Problem statement:
Gather every line of the entries that includes the word "date".

==== Dataset records

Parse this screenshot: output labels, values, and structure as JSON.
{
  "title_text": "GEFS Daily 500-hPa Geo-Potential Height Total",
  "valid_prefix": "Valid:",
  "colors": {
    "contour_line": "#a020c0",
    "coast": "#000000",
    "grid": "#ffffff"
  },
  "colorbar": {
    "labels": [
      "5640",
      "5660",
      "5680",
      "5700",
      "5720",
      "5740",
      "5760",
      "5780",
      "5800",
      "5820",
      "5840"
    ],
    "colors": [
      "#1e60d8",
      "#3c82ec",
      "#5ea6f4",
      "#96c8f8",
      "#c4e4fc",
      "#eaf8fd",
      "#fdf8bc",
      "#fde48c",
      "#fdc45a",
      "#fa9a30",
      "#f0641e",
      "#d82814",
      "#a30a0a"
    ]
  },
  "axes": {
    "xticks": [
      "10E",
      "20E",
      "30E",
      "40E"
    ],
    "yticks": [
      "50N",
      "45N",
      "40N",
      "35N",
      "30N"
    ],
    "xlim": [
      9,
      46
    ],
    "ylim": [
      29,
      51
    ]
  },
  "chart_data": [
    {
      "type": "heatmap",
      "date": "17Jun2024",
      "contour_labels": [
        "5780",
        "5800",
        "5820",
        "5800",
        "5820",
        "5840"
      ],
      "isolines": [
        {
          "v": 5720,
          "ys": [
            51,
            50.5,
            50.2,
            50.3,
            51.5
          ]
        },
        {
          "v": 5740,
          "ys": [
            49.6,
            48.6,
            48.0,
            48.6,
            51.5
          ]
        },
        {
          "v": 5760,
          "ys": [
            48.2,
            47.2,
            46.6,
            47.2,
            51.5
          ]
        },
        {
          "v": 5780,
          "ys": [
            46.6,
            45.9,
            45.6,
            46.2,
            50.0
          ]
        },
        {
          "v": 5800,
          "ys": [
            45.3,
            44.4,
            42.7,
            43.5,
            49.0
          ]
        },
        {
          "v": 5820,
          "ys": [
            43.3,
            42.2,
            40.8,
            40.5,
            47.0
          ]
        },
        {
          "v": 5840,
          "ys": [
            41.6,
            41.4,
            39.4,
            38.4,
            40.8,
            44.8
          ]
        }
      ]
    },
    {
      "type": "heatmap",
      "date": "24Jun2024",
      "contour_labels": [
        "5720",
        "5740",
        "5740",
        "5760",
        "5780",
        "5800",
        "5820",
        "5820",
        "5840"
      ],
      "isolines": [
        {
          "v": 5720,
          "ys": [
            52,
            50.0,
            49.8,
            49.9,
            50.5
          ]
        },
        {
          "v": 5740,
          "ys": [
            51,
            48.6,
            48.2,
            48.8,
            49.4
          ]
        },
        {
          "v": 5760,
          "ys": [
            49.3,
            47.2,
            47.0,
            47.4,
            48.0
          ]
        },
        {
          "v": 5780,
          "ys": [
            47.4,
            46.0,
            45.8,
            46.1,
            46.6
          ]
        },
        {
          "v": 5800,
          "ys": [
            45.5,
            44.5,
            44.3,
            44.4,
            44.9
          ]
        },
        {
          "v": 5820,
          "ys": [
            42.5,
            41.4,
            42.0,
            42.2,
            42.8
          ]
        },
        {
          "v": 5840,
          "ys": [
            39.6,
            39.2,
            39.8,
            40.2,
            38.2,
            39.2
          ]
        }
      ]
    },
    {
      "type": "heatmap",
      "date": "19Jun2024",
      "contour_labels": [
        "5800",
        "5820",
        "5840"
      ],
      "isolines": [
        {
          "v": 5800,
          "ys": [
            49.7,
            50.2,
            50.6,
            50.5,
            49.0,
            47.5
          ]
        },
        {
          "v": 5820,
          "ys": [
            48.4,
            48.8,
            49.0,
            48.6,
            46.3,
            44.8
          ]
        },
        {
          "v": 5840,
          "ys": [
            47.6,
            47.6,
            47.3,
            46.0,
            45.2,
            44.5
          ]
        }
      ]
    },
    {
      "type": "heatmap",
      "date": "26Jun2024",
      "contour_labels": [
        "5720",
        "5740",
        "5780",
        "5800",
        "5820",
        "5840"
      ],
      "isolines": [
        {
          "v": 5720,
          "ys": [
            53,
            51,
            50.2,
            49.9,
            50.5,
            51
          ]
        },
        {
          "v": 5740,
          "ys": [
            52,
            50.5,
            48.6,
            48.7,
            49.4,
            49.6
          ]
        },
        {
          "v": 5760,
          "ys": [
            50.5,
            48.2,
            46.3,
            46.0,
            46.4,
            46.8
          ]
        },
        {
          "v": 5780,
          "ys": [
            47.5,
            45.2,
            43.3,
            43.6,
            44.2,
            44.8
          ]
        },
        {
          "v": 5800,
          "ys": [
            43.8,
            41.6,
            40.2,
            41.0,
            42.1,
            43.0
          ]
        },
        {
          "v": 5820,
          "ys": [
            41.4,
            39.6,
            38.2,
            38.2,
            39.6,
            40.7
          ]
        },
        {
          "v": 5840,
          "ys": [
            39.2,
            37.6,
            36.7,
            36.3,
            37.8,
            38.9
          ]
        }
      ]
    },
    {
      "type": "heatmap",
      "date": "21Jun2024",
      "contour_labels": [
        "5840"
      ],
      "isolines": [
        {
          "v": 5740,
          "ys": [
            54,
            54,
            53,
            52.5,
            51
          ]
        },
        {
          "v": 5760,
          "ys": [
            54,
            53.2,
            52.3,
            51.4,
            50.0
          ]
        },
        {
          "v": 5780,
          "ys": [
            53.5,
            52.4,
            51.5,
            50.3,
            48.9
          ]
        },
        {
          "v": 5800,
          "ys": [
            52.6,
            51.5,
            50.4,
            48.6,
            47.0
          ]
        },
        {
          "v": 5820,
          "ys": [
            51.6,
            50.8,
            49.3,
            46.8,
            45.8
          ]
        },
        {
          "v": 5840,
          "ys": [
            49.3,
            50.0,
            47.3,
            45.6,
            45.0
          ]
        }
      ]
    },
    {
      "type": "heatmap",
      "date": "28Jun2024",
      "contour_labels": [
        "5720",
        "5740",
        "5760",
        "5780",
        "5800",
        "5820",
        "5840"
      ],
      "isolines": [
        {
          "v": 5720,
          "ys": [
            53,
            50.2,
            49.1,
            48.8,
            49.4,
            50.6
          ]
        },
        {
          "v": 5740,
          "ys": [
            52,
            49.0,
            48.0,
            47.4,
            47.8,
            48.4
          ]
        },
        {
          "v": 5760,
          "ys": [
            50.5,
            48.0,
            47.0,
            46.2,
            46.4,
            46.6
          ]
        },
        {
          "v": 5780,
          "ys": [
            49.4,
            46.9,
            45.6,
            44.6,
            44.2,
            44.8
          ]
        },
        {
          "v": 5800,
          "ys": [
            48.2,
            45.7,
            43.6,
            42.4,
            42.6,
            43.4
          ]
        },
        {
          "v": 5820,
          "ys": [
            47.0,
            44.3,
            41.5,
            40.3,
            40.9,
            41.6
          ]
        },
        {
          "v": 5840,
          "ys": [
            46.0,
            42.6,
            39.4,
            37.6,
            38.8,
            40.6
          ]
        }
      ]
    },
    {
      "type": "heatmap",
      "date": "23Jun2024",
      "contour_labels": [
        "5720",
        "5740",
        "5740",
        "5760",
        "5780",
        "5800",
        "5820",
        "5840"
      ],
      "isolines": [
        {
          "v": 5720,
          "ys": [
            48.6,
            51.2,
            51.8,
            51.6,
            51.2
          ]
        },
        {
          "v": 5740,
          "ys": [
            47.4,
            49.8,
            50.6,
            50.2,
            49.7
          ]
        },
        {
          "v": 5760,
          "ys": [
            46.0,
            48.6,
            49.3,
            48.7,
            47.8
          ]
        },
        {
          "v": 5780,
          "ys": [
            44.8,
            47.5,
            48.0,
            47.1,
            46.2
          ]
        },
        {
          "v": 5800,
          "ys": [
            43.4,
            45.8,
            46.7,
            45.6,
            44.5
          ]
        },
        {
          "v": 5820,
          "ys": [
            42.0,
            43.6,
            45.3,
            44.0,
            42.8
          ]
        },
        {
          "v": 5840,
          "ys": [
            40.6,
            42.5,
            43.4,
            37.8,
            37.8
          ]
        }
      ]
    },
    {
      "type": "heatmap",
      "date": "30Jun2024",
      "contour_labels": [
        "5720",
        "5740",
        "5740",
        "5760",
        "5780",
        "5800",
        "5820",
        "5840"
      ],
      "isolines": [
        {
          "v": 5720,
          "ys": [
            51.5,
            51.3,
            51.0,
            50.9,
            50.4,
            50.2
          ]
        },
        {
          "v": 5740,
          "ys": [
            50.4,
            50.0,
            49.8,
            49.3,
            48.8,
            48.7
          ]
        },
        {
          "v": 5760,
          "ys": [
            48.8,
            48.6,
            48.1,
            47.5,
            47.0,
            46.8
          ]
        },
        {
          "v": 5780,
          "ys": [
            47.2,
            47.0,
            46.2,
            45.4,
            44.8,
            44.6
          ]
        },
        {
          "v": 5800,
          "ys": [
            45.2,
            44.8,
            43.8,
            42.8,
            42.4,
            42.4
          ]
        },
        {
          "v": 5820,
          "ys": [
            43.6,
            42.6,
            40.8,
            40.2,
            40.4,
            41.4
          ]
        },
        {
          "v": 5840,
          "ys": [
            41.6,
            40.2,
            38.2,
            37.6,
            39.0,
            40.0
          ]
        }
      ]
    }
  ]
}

========

Expected output:
      "date": "17Jun2024",
      "date": "24Jun2024",
      "date": "19Jun2024",
      "date": "26Jun2024",
      "date": "21Jun2024",
      "date": "28Jun2024",
      "date": "23Jun2024",
      "date": "30Jun2024",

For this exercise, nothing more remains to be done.